Go through the listing and set it down exactly, leaving out its pictures.

▼

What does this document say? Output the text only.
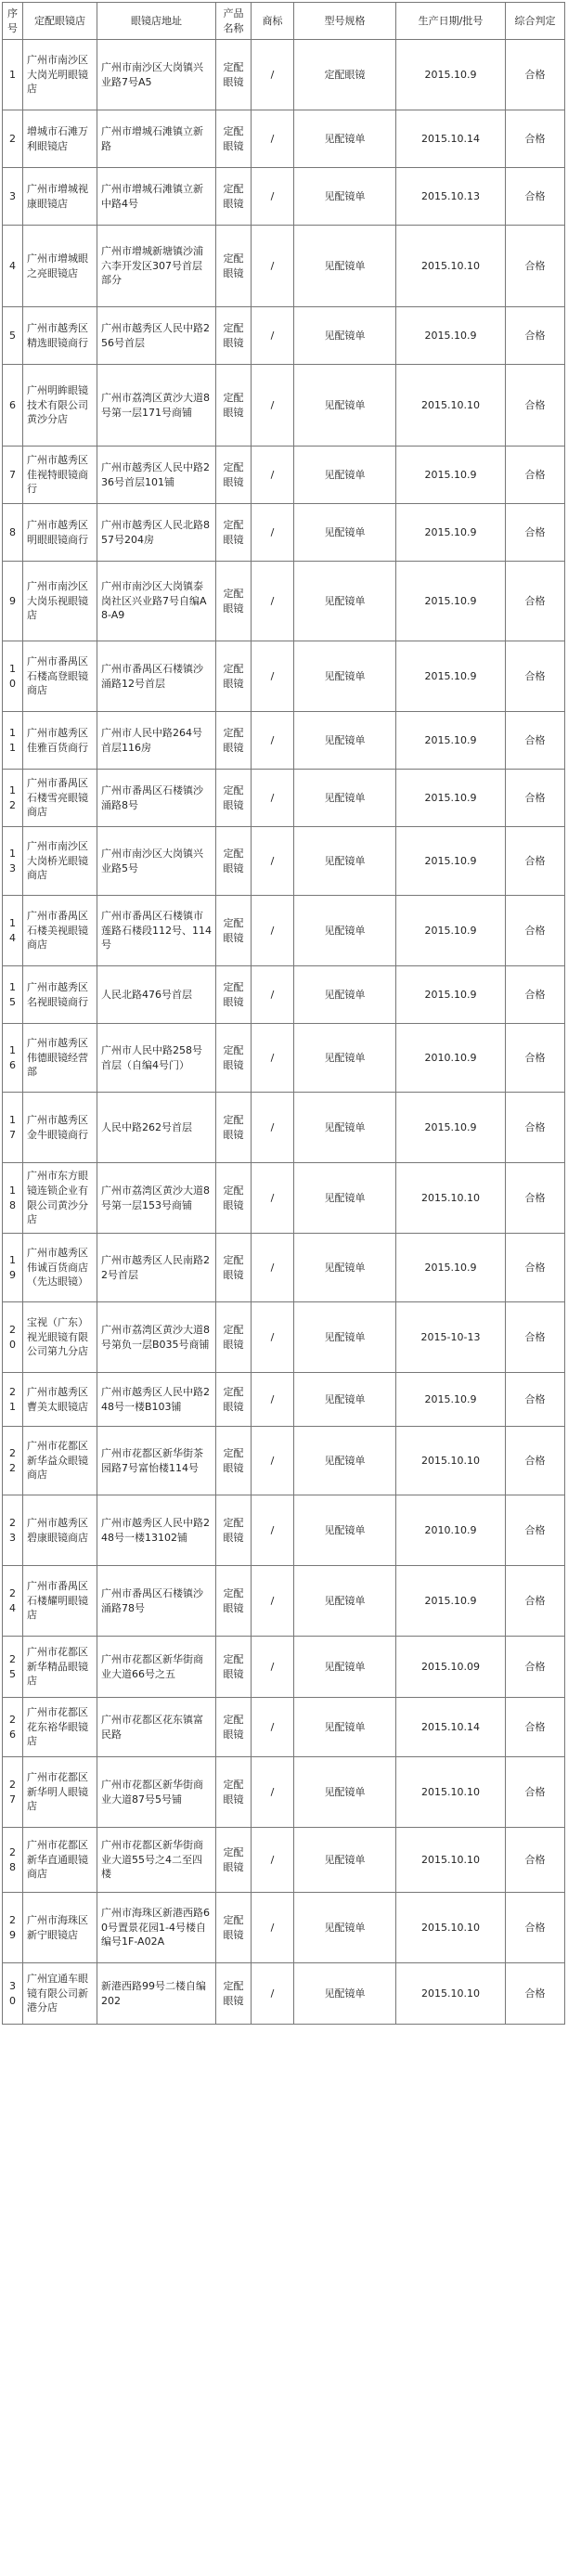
序号	定配眼镜店	眼镜店地址	产品名称	商标	型号规格	生产日期/批号	综合判定
1	广州市南沙区大岗光明眼镜店	广州市南沙区大岗镇兴业路7号A5	定配眼镜	/	定配眼镜	2015.10.9	合格
2	增城市石滩万利眼镜店	广州市增城石滩镇立新路	定配眼镜	/	见配镜单	2015.10.14	合格
3	广州市增城视康眼镜店	广州市增城石滩镇立新中路4号	定配眼镜	/	见配镜单	2015.10.13	合格
4	广州市增城眼之亮眼镜店	广州市增城新塘镇沙浦六李开发区307号首层部分	定配眼镜	/	见配镜单	2015.10.10	合格
5	广州市越秀区精选眼镜商行	广州市越秀区人民中路256号首层	定配眼镜	/	见配镜单	2015.10.9	合格
6	广州明眸眼镜技术有限公司黄沙分店	广州市荔湾区黄沙大道8号第一层171号商铺	定配眼镜	/	见配镜单	2015.10.10	合格
7	广州市越秀区佳视特眼镜商行	广州市越秀区人民中路236号首层101铺	定配眼镜	/	见配镜单	2015.10.9	合格
8	广州市越秀区明眼眼镜商行	广州市越秀区人民北路857号204房	定配眼镜	/	见配镜单	2015.10.9	合格
9	广州市南沙区大岗乐视眼镜店	广州市南沙区大岗镇泰岗社区兴业路7号自编A8-A9	定配眼镜	/	见配镜单	2015.10.9	合格
10	广州市番禺区石楼高登眼镜商店	广州市番禺区石楼镇沙涌路12号首层	定配眼镜	/	见配镜单	2015.10.9	合格
11	广州市越秀区佳雅百货商行	广州市人民中路264号首层116房	定配眼镜	/	见配镜单	2015.10.9	合格
12	广州市番禺区石楼雪亮眼镜商店	广州市番禺区石楼镇沙涌路8号	定配眼镜	/	见配镜单	2015.10.9	合格
13	广州市南沙区大岗桥光眼镜商店	广州市南沙区大岗镇兴业路5号	定配眼镜	/	见配镜单	2015.10.9	合格
14	广州市番禺区石楼美视眼镜商店	广州市番禺区石楼镇市莲路石楼段112号、114号	定配眼镜	/	见配镜单	2015.10.9	合格
15	广州市越秀区名视眼镜商行	人民北路476号首层	定配眼镜	/	见配镜单	2015.10.9	合格
16	广州市越秀区伟德眼镜经营部	广州市人民中路258号首层（自编4号门）	定配眼镜	/	见配镜单	2010.10.9	合格
17	广州市越秀区金牛眼镜商行	人民中路262号首层	定配眼镜	/	见配镜单	2015.10.9	合格
18	广州市东方眼镜连锁企业有限公司黄沙分店	广州市荔湾区黄沙大道8号第一层153号商铺	定配眼镜	/	见配镜单	2015.10.10	合格
19	广州市越秀区伟诚百货商店（先达眼镜）	广州市越秀区人民南路22号首层	定配眼镜	/	见配镜单	2015.10.9	合格
20	宝视（广东）视光眼镜有限公司第九分店	广州市荔湾区黄沙大道8号第负一层B035号商铺	定配眼镜	/	见配镜单	2015-10-13	合格
21	广州市越秀区曹美太眼镜店	广州市越秀区人民中路248号一楼B103铺	定配眼镜	/	见配镜单	2015.10.9	合格
22	广州市花都区新华益众眼镜商店	广州市花都区新华街茶园路7号富怡楼114号	定配眼镜	/	见配镜单	2015.10.10	合格
23	广州市越秀区碧康眼镜商店	广州市越秀区人民中路248号一楼13102铺	定配眼镜	/	见配镜单	2010.10.9	合格
24	广州市番禺区石楼耀明眼镜店	广州市番禺区石楼镇沙涌路78号	定配眼镜	/	见配镜单	2015.10.9	合格
25	广州市花都区新华精品眼镜店	广州市花都区新华街商业大道66号之五	定配眼镜	/	见配镜单	2015.10.09	合格
26	广州市花都区花东裕华眼镜店	广州市花都区花东镇富民路	定配眼镜	/	见配镜单	2015.10.14	合格
27	广州市花都区新华明人眼镜店	广州市花都区新华街商业大道87号5号铺	定配眼镜	/	见配镜单	2015.10.10	合格
28	广州市花都区新华直通眼镜商店	广州市花都区新华街商业大道55号之4二至四楼	定配眼镜	/	见配镜单	2015.10.10	合格
29	广州市海珠区新宁眼镜店	广州市海珠区新港西路60号置景花园1-4号楼自编号1F-A02A	定配眼镜	/	见配镜单	2015.10.10	合格
30	广州宜通车眼镜有限公司新港分店	新港西路99号二楼自编202	定配眼镜	/	见配镜单	2015.10.10	合格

▲

RESULT OF THIS EXERCISE »
What does this document say? Output the text only.
序号	定配眼镜店	眼镜店地址	产品名称	商标	型号规格	生产日期/批号	综合判定
1	广州市南沙区大岗光明眼镜店	广州市南沙区大岗镇兴业路7号A5	定配眼镜	/	定配眼镜	2015.10.9	合格
2	增城市石滩万利眼镜店	广州市增城石滩镇立新路	定配眼镜	/	见配镜单	2015.10.14	合格
3	广州市增城视康眼镜店	广州市增城石滩镇立新中路4号	定配眼镜	/	见配镜单	2015.10.13	合格
4	广州市增城眼之亮眼镜店	广州市增城新塘镇沙浦六李开发区307号首层部分	定配眼镜	/	见配镜单	2015.10.10	合格
5	广州市越秀区精选眼镜商行	广州市越秀区人民中路256号首层	定配眼镜	/	见配镜单	2015.10.9	合格
6	广州明眸眼镜技术有限公司黄沙分店	广州市荔湾区黄沙大道8号第一层171号商铺	定配眼镜	/	见配镜单	2015.10.10	合格
7	广州市越秀区佳视特眼镜商行	广州市越秀区人民中路236号首层101铺	定配眼镜	/	见配镜单	2015.10.9	合格
8	广州市越秀区明眼眼镜商行	广州市越秀区人民北路857号204房	定配眼镜	/	见配镜单	2015.10.9	合格
9	广州市南沙区大岗乐视眼镜店	广州市南沙区大岗镇泰岗社区兴业路7号自编A8-A9	定配眼镜	/	见配镜单	2015.10.9	合格
10	广州市番禺区石楼高登眼镜商店	广州市番禺区石楼镇沙涌路12号首层	定配眼镜	/	见配镜单	2015.10.9	合格
11	广州市越秀区佳雅百货商行	广州市人民中路264号首层116房	定配眼镜	/	见配镜单	2015.10.9	合格
12	广州市番禺区石楼雪亮眼镜商店	广州市番禺区石楼镇沙涌路8号	定配眼镜	/	见配镜单	2015.10.9	合格
13	广州市南沙区大岗桥光眼镜商店	广州市南沙区大岗镇兴业路5号	定配眼镜	/	见配镜单	2015.10.9	合格
14	广州市番禺区石楼美视眼镜商店	广州市番禺区石楼镇市莲路石楼段112号、114号	定配眼镜	/	见配镜单	2015.10.9	合格
15	广州市越秀区名视眼镜商行	人民北路476号首层	定配眼镜	/	见配镜单	2015.10.9	合格
16	广州市越秀区伟德眼镜经营部	广州市人民中路258号首层（自编4号门）	定配眼镜	/	见配镜单	2010.10.9	合格
17	广州市越秀区金牛眼镜商行	人民中路262号首层	定配眼镜	/	见配镜单	2015.10.9	合格
18	广州市东方眼镜连锁企业有限公司黄沙分店	广州市荔湾区黄沙大道8号第一层153号商铺	定配眼镜	/	见配镜单	2015.10.10	合格
19	广州市越秀区伟诚百货商店（先达眼镜）	广州市越秀区人民南路22号首层	定配眼镜	/	见配镜单	2015.10.9	合格
20	宝视（广东）视光眼镜有限公司第九分店	广州市荔湾区黄沙大道8号第负一层B035号商铺	定配眼镜	/	见配镜单	2015-10-13	合格
21	广州市越秀区曹美太眼镜店	广州市越秀区人民中路248号一楼B103铺	定配眼镜	/	见配镜单	2015.10.9	合格
22	广州市花都区新华益众眼镜商店	广州市花都区新华街茶园路7号富怡楼114号	定配眼镜	/	见配镜单	2015.10.10	合格
23	广州市越秀区碧康眼镜商店	广州市越秀区人民中路248号一楼13102铺	定配眼镜	/	见配镜单	2010.10.9	合格
24	广州市番禺区石楼耀明眼镜店	广州市番禺区石楼镇沙涌路78号	定配眼镜	/	见配镜单	2015.10.9	合格
25	广州市花都区新华精品眼镜店	广州市花都区新华街商业大道66号之五	定配眼镜	/	见配镜单	2015.10.09	合格
26	广州市花都区花东裕华眼镜店	广州市花都区花东镇富民路	定配眼镜	/	见配镜单	2015.10.14	合格
27	广州市花都区新华明人眼镜店	广州市花都区新华街商业大道87号5号铺	定配眼镜	/	见配镜单	2015.10.10	合格
28	广州市花都区新华直通眼镜商店	广州市花都区新华街商业大道55号之4二至四楼	定配眼镜	/	见配镜单	2015.10.10	合格
29	广州市海珠区新宁眼镜店	广州市海珠区新港西路60号置景花园1-4号楼自编号1F-A02A	定配眼镜	/	见配镜单	2015.10.10	合格
30	广州宜通车眼镜有限公司新港分店	新港西路99号二楼自编202	定配眼镜	/	见配镜单	2015.10.10	合格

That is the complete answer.